(Extracted records)
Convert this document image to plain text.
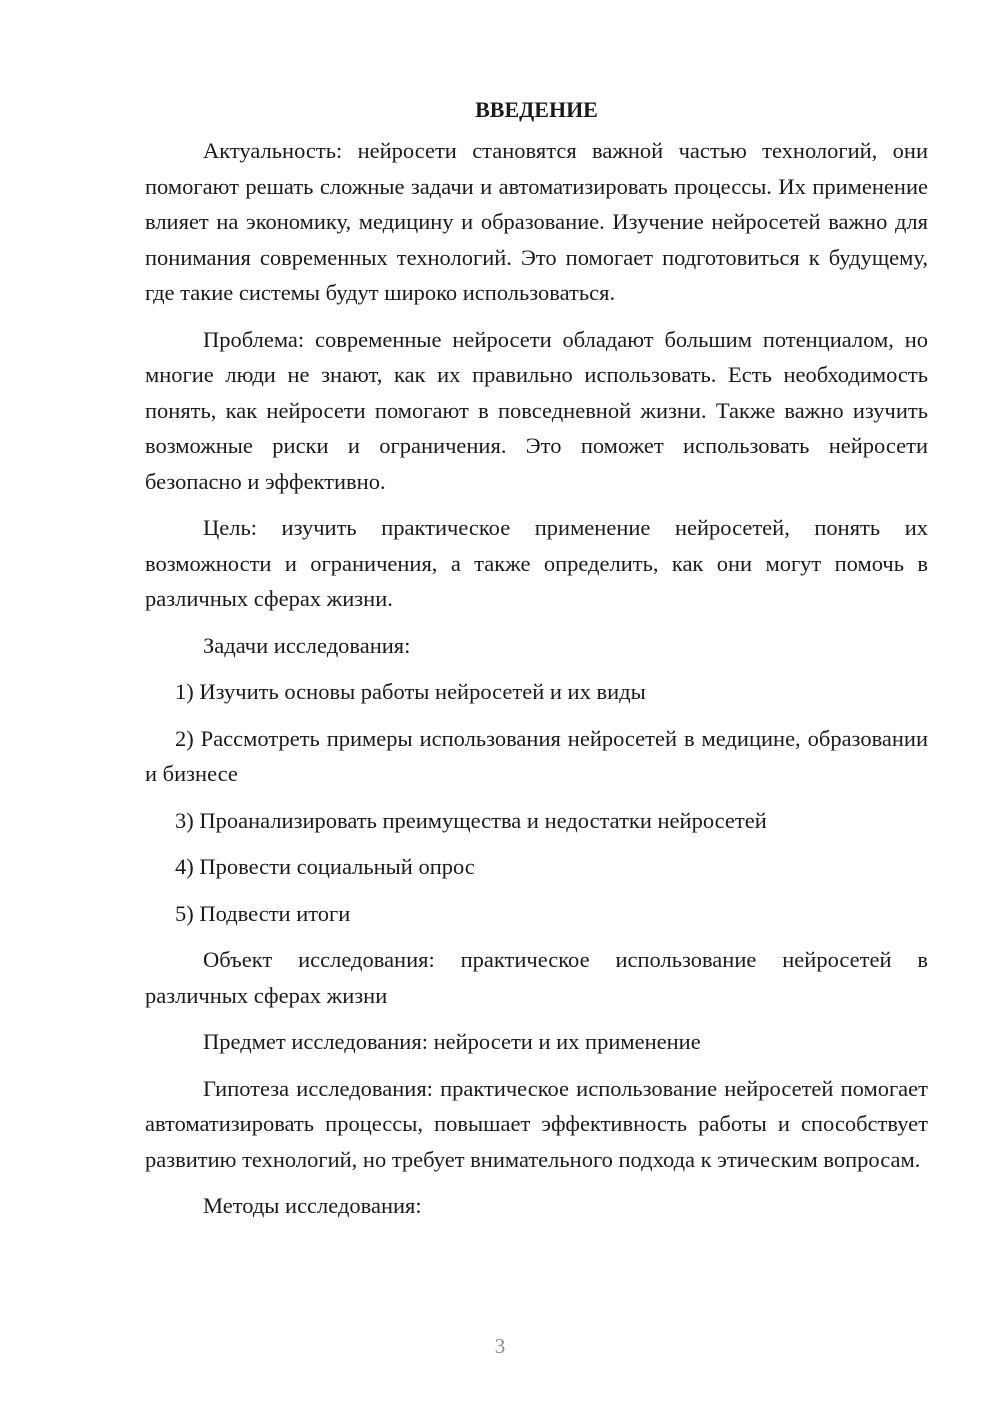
ВВЕДЕНИЕ

Актуальность: нейросети становятся важной частью технологий, они помогают решать сложные задачи и автоматизировать процессы. Их применение влияет на экономику, медицину и образование. Изучение нейросетей важно для понимания современных технологий. Это помогает подготовиться к будущему, где такие системы будут широко использоваться.

Проблема: современные нейросети обладают большим потенциалом, но многие люди не знают, как их правильно использовать. Есть необходимость понять, как нейросети помогают в повседневной жизни. Также важно изучить возможные риски и ограничения. Это поможет использовать нейросети безопасно и эффективно.

Цель: изучить практическое применение нейросетей, понять их возможности и ограничения, а также определить, как они могут помочь в различных сферах жизни.

Задачи исследования:

1) Изучить основы работы нейросетей и их виды

2) Рассмотреть примеры использования нейросетей в медицине, образовании и бизнесе

3) Проанализировать преимущества и недостатки нейросетей

4) Провести социальный опрос

5) Подвести итоги

Объект исследования: практическое использование нейросетей в различных сферах жизни

Предмет исследования: нейросети и их применение

Гипотеза исследования: практическое использование нейросетей помогает автоматизировать процессы, повышает эффективность работы и способствует развитию технологий, но требует внимательного подхода к этическим вопросам.

Методы исследования:

3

WHAT THE EXERCISE ASKS:
Only lines with the string "сферах" belong in your answer; copy each one.

OUTPUT OF THE EXERCISE:
Цель: изучить практическое применение нейросетей, понять их возможности и ограничения, а также определить, как они могут помочь в различных сферах жизни.
Объект исследования: практическое использование нейросетей в различных сферах жизни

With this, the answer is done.